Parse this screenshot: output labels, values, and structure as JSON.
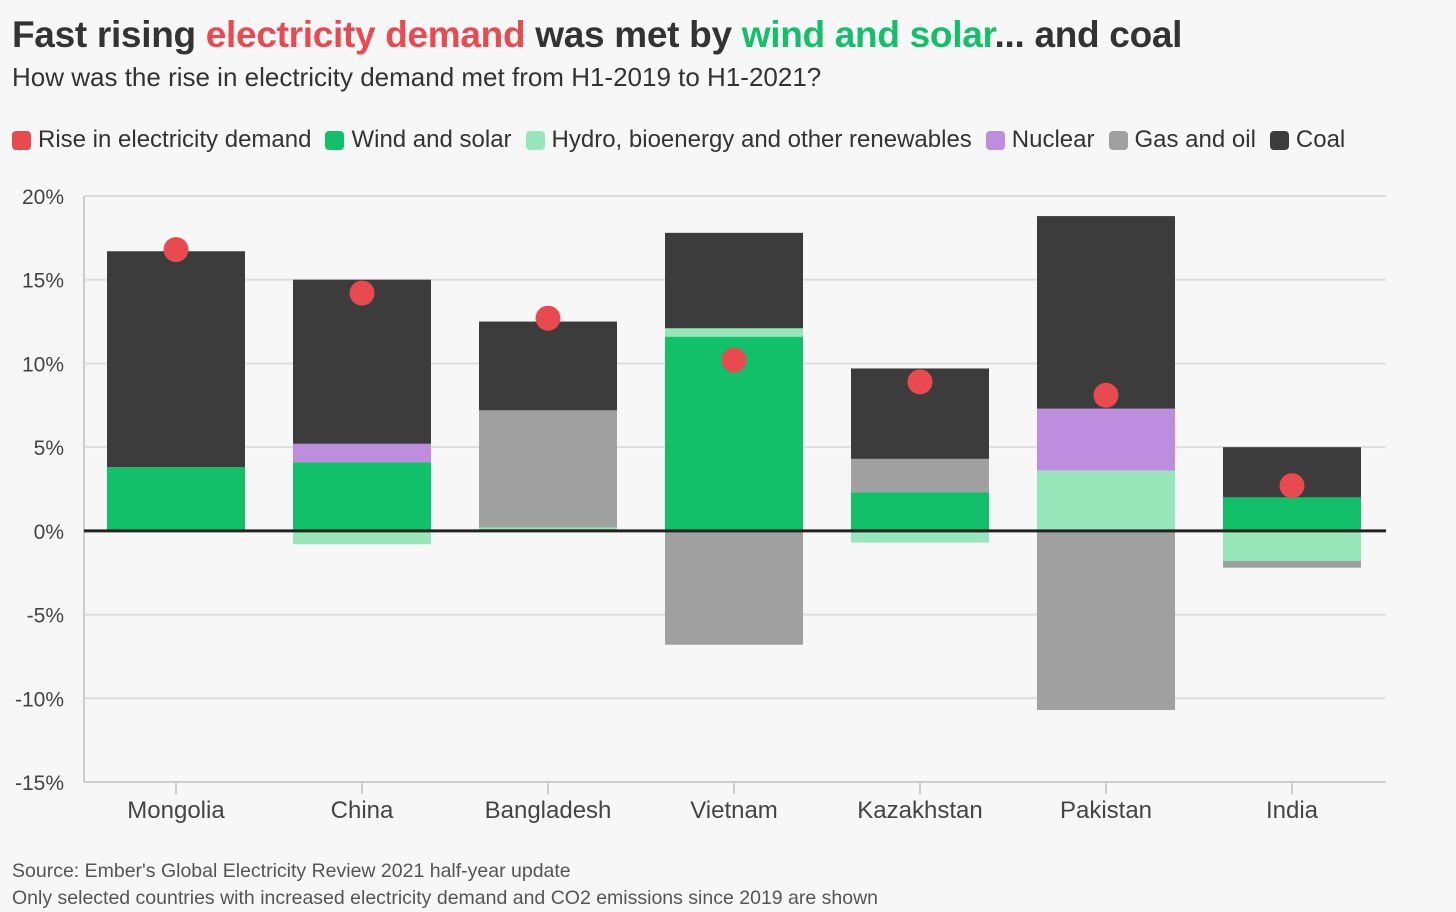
{
  "header": {
    "title_part1": "Fast rising ",
    "title_part2": "electricity demand",
    "title_part3": " was met by ",
    "title_part4": "wind and solar",
    "title_part5": "... and coal",
    "subtitle": "How was the rise in electricity demand met from H1-2019 to H1-2021?"
  },
  "colors": {
    "demand": "#e84a50",
    "wind_solar": "#12c06a",
    "hydro": "#98e7bb",
    "nuclear": "#be8ddf",
    "gas_oil": "#a0a0a0",
    "coal": "#3c3c3c",
    "grid": "#dddddd",
    "zero_line": "#222222"
  },
  "legend": [
    {
      "label": "Rise in electricity demand",
      "color": "#e84a50"
    },
    {
      "label": "Wind and solar",
      "color": "#12c06a"
    },
    {
      "label": "Hydro, bioenergy and other renewables",
      "color": "#98e7bb"
    },
    {
      "label": "Nuclear",
      "color": "#be8ddf"
    },
    {
      "label": "Gas and oil",
      "color": "#a0a0a0"
    },
    {
      "label": "Coal",
      "color": "#3c3c3c"
    }
  ],
  "footer": {
    "source": "Source: Ember's Global Electricity Review 2021 half-year update",
    "note": "Only selected countries with increased electricity demand and CO2 emissions since 2019 are shown"
  },
  "chart_data": {
    "type": "bar",
    "stacked": true,
    "categories": [
      "Mongolia",
      "China",
      "Bangladesh",
      "Vietnam",
      "Kazakhstan",
      "Pakistan",
      "India"
    ],
    "y_ticks": [
      "20%",
      "15%",
      "10%",
      "5%",
      "0%",
      "-5%",
      "-10%",
      "-15%"
    ],
    "ylim": [
      -15,
      20
    ],
    "grid": true,
    "series": [
      {
        "name": "Wind and solar",
        "key": "wind_solar",
        "values": [
          3.8,
          4.1,
          0.1,
          11.6,
          2.3,
          0,
          2.0
        ]
      },
      {
        "name": "Hydro, bioenergy and other renewables",
        "key": "hydro",
        "values": [
          0,
          -0.8,
          0.1,
          0.5,
          -0.7,
          3.6,
          -1.8
        ]
      },
      {
        "name": "Nuclear",
        "key": "nuclear",
        "values": [
          0,
          1.1,
          0,
          0,
          0,
          3.7,
          0
        ]
      },
      {
        "name": "Gas and oil",
        "key": "gas_oil",
        "values": [
          0,
          0,
          7.0,
          -6.8,
          2.0,
          -10.7,
          -0.4
        ]
      },
      {
        "name": "Coal",
        "key": "coal",
        "values": [
          12.9,
          9.8,
          5.3,
          5.7,
          5.4,
          11.5,
          3.0
        ]
      }
    ],
    "demand": {
      "name": "Rise in electricity demand",
      "values": [
        16.8,
        14.2,
        12.7,
        10.2,
        8.9,
        8.1,
        2.7
      ]
    }
  }
}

# # # # #

EXERCISE AIM: Apart from the pictures, the entries above are to be repeated in full and exactly.

FINISHED TASK:
Parse this screenshot: output labels, values, and structure as JSON.
{
  "header": {
    "title_part1": "Fast rising ",
    "title_part2": "electricity demand",
    "title_part3": " was met by ",
    "title_part4": "wind and solar",
    "title_part5": "... and coal",
    "subtitle": "How was the rise in electricity demand met from H1-2019 to H1-2021?"
  },
  "colors": {
    "demand": "#e84a50",
    "wind_solar": "#12c06a",
    "hydro": "#98e7bb",
    "nuclear": "#be8ddf",
    "gas_oil": "#a0a0a0",
    "coal": "#3c3c3c",
    "grid": "#dddddd",
    "zero_line": "#222222"
  },
  "legend": [
    {
      "label": "Rise in electricity demand",
      "color": "#e84a50"
    },
    {
      "label": "Wind and solar",
      "color": "#12c06a"
    },
    {
      "label": "Hydro, bioenergy and other renewables",
      "color": "#98e7bb"
    },
    {
      "label": "Nuclear",
      "color": "#be8ddf"
    },
    {
      "label": "Gas and oil",
      "color": "#a0a0a0"
    },
    {
      "label": "Coal",
      "color": "#3c3c3c"
    }
  ],
  "footer": {
    "source": "Source: Ember's Global Electricity Review 2021 half-year update",
    "note": "Only selected countries with increased electricity demand and CO2 emissions since 2019 are shown"
  },
  "chart_data": {
    "type": "bar",
    "stacked": true,
    "categories": [
      "Mongolia",
      "China",
      "Bangladesh",
      "Vietnam",
      "Kazakhstan",
      "Pakistan",
      "India"
    ],
    "y_ticks": [
      "20%",
      "15%",
      "10%",
      "5%",
      "0%",
      "-5%",
      "-10%",
      "-15%"
    ],
    "ylim": [
      -15,
      20
    ],
    "grid": true,
    "series": [
      {
        "name": "Wind and solar",
        "key": "wind_solar",
        "values": [
          3.8,
          4.1,
          0.1,
          11.6,
          2.3,
          0,
          2.0
        ]
      },
      {
        "name": "Hydro, bioenergy and other renewables",
        "key": "hydro",
        "values": [
          0,
          -0.8,
          0.1,
          0.5,
          -0.7,
          3.6,
          -1.8
        ]
      },
      {
        "name": "Nuclear",
        "key": "nuclear",
        "values": [
          0,
          1.1,
          0,
          0,
          0,
          3.7,
          0
        ]
      },
      {
        "name": "Gas and oil",
        "key": "gas_oil",
        "values": [
          0,
          0,
          7.0,
          -6.8,
          2.0,
          -10.7,
          -0.4
        ]
      },
      {
        "name": "Coal",
        "key": "coal",
        "values": [
          12.9,
          9.8,
          5.3,
          5.7,
          5.4,
          11.5,
          3.0
        ]
      }
    ],
    "demand": {
      "name": "Rise in electricity demand",
      "values": [
        16.8,
        14.2,
        12.7,
        10.2,
        8.9,
        8.1,
        2.7
      ]
    }
  }
}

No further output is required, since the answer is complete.